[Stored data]
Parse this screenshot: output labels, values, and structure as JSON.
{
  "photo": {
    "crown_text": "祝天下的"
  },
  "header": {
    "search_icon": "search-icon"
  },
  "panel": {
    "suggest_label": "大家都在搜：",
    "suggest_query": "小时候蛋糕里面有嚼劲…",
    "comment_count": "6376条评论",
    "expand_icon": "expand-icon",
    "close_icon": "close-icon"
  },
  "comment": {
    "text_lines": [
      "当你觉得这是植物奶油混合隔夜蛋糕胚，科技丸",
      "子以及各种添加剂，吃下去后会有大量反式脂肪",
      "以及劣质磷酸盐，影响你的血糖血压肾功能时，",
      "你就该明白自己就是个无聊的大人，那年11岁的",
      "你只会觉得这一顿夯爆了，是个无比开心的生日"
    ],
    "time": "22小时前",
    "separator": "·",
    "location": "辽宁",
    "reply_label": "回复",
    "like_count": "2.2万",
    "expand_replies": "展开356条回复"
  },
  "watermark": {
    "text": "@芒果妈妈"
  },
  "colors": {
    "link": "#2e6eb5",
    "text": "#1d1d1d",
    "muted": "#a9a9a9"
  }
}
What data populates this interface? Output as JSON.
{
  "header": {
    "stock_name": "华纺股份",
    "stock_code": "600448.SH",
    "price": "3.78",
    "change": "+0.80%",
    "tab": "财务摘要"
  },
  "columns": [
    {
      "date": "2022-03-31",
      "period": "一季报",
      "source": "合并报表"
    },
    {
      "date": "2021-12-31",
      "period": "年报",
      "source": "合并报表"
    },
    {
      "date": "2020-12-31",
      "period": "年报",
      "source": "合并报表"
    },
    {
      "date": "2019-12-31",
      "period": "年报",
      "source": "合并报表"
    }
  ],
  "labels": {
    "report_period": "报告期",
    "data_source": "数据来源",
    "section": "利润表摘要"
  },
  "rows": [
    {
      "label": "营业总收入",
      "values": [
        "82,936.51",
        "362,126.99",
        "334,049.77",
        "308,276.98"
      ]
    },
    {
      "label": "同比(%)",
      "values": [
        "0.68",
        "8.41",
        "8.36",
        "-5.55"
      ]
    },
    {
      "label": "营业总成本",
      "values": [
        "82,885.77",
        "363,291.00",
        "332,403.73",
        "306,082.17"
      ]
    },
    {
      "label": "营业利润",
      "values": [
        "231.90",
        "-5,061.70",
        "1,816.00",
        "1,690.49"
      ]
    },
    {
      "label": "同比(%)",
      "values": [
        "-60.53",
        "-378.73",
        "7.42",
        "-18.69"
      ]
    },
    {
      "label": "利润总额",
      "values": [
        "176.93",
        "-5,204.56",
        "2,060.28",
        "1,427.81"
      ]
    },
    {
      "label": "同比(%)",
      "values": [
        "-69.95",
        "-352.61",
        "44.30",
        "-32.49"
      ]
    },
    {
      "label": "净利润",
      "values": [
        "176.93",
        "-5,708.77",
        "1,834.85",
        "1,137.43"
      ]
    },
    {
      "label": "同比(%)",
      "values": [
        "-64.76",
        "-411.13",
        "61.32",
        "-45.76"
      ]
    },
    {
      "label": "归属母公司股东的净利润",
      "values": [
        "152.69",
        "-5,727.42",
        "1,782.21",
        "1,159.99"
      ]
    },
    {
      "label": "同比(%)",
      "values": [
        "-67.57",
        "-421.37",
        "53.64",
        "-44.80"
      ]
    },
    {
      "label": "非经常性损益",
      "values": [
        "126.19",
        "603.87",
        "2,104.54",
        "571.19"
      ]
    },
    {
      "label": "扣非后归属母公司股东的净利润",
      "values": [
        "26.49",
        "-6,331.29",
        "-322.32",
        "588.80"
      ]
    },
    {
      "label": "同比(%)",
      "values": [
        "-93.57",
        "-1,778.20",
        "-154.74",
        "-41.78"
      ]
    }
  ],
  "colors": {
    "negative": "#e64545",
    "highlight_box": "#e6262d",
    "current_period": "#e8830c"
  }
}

**Exercise prompt:** Using the material above, copy every line in which the string "labels" occurs.

**Right answer:**
Parse this screenshot: output labels, values, and structure as JSON.
  "labels": {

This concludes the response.